### [RAW RECORDS]
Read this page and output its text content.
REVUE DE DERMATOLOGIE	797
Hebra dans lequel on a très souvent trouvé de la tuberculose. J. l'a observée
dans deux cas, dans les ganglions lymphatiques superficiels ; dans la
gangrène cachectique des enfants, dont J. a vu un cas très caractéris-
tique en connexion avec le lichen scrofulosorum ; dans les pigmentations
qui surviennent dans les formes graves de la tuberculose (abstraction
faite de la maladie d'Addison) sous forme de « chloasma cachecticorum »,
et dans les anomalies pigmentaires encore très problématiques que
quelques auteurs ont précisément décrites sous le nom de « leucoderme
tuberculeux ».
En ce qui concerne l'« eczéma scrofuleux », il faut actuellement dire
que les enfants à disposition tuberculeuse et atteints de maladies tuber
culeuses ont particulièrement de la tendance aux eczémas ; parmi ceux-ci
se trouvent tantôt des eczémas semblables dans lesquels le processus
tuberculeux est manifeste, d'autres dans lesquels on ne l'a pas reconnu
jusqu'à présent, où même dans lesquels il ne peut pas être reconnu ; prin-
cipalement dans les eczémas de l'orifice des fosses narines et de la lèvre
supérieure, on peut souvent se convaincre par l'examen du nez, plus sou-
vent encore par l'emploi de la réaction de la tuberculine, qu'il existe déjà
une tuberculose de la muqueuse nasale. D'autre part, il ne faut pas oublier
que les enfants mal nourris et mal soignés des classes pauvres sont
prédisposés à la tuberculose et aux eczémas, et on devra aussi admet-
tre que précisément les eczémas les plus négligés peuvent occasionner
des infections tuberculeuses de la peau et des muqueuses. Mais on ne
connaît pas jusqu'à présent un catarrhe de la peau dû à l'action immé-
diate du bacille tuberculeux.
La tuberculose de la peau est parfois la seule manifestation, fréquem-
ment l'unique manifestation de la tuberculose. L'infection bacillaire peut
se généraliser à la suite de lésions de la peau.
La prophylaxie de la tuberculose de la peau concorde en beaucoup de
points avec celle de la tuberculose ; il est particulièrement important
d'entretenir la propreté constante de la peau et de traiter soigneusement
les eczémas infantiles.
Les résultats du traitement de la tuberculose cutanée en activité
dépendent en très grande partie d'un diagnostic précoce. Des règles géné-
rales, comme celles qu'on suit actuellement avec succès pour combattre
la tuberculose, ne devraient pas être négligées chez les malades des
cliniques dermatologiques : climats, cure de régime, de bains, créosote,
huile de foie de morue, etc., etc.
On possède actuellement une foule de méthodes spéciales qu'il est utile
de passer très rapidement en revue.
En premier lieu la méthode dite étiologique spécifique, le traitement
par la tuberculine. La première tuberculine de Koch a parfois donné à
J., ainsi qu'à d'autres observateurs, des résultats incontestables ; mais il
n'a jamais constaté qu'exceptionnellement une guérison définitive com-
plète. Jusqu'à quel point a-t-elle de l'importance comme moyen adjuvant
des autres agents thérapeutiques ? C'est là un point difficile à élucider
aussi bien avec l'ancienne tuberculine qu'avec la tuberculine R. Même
* * *
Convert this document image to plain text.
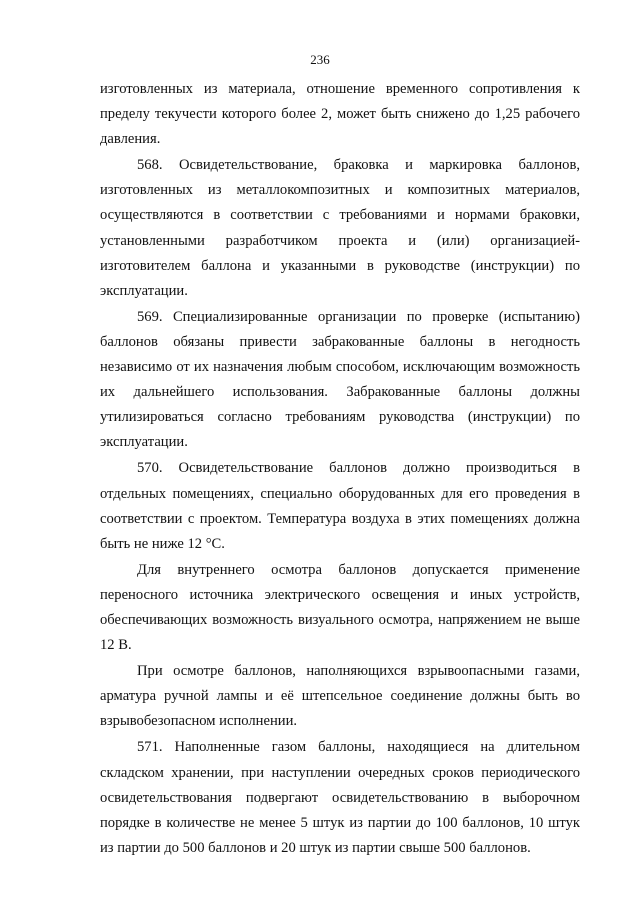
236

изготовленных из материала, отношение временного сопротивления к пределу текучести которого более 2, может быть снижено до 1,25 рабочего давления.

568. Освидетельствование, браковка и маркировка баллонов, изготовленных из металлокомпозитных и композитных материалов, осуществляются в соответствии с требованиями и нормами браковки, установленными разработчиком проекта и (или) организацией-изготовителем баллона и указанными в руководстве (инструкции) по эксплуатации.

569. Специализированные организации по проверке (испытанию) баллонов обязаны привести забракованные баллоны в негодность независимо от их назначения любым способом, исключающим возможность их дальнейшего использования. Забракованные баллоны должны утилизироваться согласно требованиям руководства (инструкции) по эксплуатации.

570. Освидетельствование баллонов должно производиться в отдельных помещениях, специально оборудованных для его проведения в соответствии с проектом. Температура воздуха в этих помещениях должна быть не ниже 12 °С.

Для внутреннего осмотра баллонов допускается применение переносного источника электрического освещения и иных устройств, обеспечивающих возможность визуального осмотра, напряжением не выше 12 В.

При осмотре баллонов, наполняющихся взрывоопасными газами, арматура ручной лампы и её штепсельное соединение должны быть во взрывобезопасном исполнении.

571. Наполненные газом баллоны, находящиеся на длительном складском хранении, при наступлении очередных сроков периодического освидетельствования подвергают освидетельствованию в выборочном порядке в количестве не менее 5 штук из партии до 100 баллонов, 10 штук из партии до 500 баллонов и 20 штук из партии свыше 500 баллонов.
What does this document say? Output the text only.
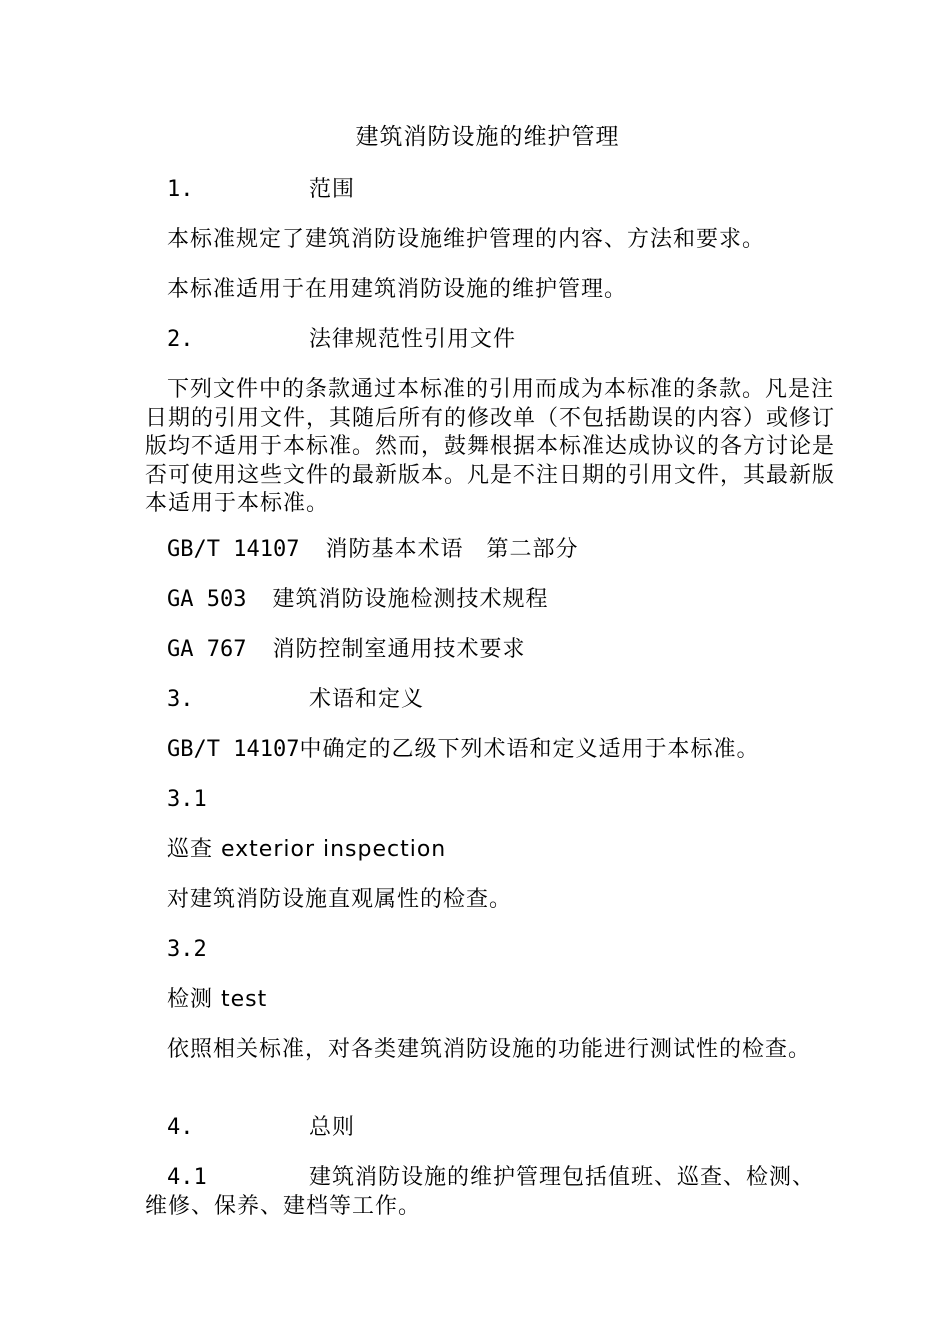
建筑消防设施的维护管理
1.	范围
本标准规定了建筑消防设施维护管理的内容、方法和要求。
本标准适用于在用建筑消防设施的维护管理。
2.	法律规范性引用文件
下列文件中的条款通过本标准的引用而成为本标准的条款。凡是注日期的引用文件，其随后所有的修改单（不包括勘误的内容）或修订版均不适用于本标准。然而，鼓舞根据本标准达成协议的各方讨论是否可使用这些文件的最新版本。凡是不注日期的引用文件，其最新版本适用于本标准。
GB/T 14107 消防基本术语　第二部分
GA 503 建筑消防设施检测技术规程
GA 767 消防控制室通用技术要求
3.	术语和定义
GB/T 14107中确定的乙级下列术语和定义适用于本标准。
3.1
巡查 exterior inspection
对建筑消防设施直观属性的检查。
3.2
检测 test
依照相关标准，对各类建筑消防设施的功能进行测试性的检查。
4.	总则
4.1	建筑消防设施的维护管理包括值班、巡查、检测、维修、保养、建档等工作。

### [TO DO]
Count each line of the entries that holds the word "должны", then state the total and nothing more.

### [COMPLETED TASK]
2